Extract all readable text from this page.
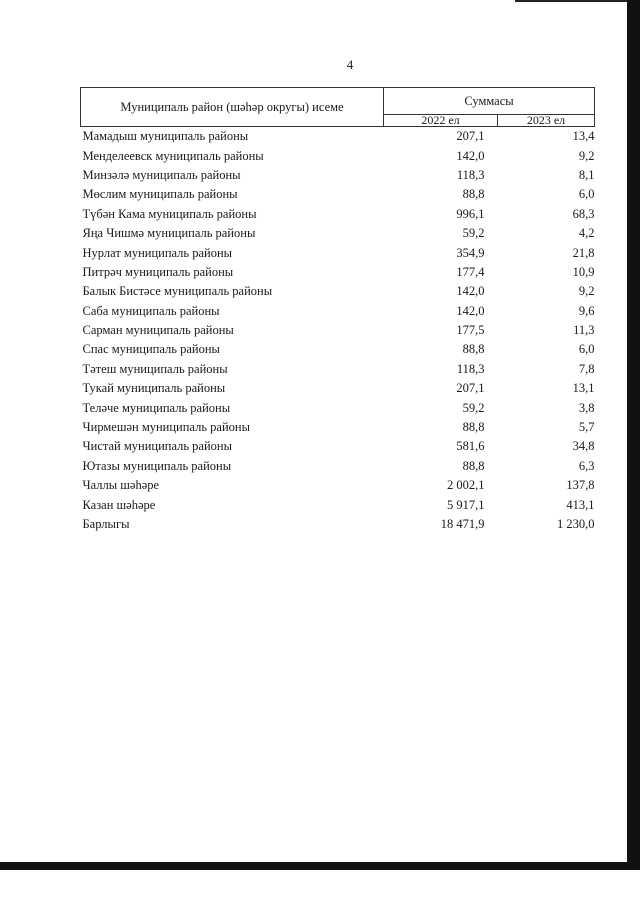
4
Муниципаль район (шәһәр округы) исеме	Суммасы	
	2022 ел	2023 ел
Мамадыш муниципаль районы	207,1	13,4
Менделеевск муниципаль районы	142,0	9,2
Минзәлә муниципаль районы	118,3	8,1
Мөслим муниципаль районы	88,8	6,0
Түбән Кама муниципаль районы	996,1	68,3
Яңа Чишмә муниципаль районы	59,2	4,2
Нурлат муниципаль районы	354,9	21,8
Питрәч муниципаль районы	177,4	10,9
Балык Бистәсе муниципаль районы	142,0	9,2
Саба муниципаль районы	142,0	9,6
Сарман муниципаль районы	177,5	11,3
Спас муниципаль районы	88,8	6,0
Тәтеш муниципаль районы	118,3	7,8
Тукай муниципаль районы	207,1	13,1
Теләче муниципаль районы	59,2	3,8
Чирмешән муниципаль районы	88,8	5,7
Чистай муниципаль районы	581,6	34,8
Ютазы муниципаль районы	88,8	6,3
Чаллы шәһәре	2 002,1	137,8
Казан шәһәре	5 917,1	413,1
Барлыгы	18 471,9	1 230,0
-------
EXERCISE BRIEF:
In the lines above, find each one with "шәһәре" and list it.

EXERCISE RESULT:
Чаллы шәһәре	2 002,1	137,8
Казан шәһәре	5 917,1	413,1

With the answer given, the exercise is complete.